╔══
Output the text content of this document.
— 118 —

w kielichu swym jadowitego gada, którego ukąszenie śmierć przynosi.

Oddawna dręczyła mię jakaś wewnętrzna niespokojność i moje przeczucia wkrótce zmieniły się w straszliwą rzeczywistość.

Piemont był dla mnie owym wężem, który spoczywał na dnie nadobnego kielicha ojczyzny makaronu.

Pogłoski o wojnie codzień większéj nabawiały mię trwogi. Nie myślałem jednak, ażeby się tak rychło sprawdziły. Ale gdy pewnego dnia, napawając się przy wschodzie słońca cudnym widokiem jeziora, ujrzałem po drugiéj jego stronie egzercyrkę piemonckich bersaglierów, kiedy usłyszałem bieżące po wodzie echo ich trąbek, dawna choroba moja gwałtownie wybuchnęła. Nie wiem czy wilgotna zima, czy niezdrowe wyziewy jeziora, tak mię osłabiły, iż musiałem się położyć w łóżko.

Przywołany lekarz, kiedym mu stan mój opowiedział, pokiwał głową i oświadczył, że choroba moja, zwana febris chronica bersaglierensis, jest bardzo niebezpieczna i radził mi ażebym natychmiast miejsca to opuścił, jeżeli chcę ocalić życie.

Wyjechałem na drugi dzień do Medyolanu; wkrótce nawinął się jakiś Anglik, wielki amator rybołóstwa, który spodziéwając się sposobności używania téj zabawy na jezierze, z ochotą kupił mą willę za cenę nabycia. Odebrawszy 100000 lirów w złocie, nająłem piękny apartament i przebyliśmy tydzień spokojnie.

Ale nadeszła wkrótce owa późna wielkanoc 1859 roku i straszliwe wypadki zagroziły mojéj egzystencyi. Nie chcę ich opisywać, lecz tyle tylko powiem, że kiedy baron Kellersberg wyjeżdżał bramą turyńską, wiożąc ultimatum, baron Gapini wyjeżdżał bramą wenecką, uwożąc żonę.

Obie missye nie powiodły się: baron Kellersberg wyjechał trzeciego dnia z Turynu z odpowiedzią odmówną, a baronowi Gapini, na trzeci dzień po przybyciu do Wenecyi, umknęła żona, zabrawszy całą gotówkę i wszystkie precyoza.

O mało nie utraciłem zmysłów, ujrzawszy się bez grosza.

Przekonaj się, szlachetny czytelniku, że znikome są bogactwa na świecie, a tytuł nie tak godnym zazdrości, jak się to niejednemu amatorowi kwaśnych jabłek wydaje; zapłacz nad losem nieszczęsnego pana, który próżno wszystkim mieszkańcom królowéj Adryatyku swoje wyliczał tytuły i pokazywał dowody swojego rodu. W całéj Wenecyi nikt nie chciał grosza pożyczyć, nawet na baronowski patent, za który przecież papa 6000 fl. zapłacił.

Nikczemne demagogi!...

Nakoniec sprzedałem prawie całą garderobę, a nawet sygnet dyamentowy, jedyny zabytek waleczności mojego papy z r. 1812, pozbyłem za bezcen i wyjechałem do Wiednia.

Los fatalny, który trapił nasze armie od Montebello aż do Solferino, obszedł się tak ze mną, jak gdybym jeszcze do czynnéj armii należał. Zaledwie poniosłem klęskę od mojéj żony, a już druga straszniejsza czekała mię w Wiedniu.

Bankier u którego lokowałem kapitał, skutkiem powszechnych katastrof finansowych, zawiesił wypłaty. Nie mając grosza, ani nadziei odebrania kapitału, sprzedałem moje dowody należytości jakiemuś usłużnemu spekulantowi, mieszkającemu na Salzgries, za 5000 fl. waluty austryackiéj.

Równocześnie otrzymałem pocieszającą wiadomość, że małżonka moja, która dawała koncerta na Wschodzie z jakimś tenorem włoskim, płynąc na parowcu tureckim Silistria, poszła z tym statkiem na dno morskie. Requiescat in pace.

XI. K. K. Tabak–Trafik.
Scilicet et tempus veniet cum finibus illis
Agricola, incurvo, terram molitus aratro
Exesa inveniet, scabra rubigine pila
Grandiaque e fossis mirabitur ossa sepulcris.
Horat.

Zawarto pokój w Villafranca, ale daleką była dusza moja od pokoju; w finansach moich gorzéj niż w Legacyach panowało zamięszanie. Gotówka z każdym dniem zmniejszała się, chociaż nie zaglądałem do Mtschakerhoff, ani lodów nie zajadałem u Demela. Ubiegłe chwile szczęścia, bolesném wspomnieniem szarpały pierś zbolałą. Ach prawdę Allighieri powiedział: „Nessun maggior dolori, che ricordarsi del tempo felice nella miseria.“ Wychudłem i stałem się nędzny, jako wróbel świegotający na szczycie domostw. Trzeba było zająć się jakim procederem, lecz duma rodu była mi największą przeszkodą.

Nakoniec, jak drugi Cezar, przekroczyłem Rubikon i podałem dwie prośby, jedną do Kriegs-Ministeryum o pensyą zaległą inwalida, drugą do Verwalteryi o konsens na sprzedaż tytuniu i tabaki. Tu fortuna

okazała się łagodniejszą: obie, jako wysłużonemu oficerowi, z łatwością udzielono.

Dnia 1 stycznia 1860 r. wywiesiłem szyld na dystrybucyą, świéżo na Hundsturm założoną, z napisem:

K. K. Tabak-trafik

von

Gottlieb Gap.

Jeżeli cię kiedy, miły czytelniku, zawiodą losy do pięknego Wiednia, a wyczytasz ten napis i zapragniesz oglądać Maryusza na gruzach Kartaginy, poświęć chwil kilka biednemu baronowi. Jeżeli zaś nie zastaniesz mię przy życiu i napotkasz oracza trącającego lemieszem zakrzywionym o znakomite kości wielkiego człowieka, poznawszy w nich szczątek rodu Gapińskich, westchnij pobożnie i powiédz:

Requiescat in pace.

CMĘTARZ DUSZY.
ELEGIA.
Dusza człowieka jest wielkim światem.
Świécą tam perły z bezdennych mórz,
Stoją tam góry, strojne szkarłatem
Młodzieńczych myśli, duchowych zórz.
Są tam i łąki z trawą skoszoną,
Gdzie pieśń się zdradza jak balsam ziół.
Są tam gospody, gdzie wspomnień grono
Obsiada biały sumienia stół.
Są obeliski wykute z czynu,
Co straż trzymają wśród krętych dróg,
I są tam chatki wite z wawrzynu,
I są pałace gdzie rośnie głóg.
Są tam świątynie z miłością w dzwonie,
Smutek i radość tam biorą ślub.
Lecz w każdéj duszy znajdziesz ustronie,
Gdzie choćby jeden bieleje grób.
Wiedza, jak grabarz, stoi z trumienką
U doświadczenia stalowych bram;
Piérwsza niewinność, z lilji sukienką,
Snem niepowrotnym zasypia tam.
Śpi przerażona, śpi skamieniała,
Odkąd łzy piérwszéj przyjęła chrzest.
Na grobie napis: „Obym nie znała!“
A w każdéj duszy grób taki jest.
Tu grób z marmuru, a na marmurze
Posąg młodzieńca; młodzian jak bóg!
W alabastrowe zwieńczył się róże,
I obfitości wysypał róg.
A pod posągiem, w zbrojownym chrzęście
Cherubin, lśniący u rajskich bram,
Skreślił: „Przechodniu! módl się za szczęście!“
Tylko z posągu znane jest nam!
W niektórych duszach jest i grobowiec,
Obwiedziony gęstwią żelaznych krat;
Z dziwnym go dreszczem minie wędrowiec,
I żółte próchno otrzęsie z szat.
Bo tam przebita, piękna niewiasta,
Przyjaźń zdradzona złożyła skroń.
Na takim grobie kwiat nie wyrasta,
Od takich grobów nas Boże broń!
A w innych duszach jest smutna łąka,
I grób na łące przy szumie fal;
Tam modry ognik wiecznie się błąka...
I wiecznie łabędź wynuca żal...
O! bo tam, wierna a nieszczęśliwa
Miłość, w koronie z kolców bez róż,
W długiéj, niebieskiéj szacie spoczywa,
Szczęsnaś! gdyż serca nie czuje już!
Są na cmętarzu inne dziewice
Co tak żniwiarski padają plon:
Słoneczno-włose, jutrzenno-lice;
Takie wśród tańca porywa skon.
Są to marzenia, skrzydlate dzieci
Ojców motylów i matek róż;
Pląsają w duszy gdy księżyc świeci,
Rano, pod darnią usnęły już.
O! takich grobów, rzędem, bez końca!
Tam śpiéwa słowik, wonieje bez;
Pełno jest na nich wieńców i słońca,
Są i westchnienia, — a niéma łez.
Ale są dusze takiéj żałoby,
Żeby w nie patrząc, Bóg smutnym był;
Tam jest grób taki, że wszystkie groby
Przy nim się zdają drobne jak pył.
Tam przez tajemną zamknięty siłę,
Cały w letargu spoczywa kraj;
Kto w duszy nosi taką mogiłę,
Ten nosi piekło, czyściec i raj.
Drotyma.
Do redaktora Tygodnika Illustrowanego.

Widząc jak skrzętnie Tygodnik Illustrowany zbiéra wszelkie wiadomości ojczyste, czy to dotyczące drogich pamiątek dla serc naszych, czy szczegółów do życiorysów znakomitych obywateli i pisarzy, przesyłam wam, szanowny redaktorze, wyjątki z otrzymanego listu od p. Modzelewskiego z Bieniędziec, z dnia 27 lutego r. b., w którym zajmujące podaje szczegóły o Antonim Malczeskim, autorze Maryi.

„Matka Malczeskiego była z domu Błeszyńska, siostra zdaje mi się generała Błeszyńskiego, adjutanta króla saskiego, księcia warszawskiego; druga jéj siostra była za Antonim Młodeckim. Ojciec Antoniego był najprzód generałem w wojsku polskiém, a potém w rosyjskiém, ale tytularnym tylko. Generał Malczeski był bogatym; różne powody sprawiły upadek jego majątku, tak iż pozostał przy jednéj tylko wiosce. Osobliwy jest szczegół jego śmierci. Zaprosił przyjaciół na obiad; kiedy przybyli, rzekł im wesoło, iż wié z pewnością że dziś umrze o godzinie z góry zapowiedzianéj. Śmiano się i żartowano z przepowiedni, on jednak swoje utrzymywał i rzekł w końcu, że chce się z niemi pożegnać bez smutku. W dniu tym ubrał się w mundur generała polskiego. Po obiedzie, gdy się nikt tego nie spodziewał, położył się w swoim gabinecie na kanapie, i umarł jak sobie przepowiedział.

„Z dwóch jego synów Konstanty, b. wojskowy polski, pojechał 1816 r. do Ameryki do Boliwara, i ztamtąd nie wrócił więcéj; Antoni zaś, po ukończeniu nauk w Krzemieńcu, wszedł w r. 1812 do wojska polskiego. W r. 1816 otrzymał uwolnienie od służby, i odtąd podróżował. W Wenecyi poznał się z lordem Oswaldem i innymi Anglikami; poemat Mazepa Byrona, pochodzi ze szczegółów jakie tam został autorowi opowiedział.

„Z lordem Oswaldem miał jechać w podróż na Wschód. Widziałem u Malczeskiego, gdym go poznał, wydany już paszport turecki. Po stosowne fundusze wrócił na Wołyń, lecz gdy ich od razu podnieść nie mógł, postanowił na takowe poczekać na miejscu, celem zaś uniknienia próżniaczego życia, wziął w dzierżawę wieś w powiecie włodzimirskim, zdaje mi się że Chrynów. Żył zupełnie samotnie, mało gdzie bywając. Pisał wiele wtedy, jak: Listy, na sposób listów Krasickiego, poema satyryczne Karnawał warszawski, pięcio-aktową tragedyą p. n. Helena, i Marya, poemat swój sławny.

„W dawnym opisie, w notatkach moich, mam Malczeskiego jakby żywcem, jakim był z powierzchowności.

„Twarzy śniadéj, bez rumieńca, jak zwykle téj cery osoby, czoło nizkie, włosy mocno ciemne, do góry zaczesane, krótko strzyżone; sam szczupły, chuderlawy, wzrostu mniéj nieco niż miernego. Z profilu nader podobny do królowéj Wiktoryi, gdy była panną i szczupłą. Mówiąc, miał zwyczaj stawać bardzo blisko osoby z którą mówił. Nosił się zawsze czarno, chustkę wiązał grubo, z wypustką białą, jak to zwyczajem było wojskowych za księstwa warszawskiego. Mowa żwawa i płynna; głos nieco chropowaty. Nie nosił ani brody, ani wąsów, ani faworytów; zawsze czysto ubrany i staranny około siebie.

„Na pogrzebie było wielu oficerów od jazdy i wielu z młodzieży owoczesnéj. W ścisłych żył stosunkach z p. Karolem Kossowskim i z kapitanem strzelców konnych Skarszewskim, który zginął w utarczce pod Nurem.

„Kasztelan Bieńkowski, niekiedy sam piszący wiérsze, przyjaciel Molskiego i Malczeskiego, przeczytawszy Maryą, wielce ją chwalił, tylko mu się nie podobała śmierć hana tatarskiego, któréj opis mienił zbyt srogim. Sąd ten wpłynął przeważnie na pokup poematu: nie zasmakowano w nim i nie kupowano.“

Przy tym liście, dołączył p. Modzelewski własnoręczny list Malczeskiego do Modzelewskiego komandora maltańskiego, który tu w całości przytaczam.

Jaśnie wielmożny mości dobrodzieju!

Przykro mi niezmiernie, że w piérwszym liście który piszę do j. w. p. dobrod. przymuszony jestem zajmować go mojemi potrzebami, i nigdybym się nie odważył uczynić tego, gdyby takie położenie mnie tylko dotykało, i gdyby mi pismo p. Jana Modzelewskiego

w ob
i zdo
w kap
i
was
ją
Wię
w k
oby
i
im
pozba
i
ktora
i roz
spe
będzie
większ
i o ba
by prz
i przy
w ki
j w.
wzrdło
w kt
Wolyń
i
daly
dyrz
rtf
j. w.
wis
╚══
**Requirements:** Pull every line containing "człowieka" out of the records.

**Response to the task:**
Jeżeli cię kiedy, miły czytelniku, zawiodą losy do pięknego Wiednia, a wyczytasz ten napis i zapragniesz oglądać Maryusza na gruzach Kartaginy, poświęć chwil kilka biednemu baronowi. Jeżeli zaś nie zastaniesz mię przy życiu i napotkasz oracza trącającego lemieszem zakrzywionym o znakomite kości wielkiego człowieka, poznawszy w nich szczątek rodu Gapińskich, westchnij pobożnie i powiédz:
Dusza człowieka jest wielkim światem.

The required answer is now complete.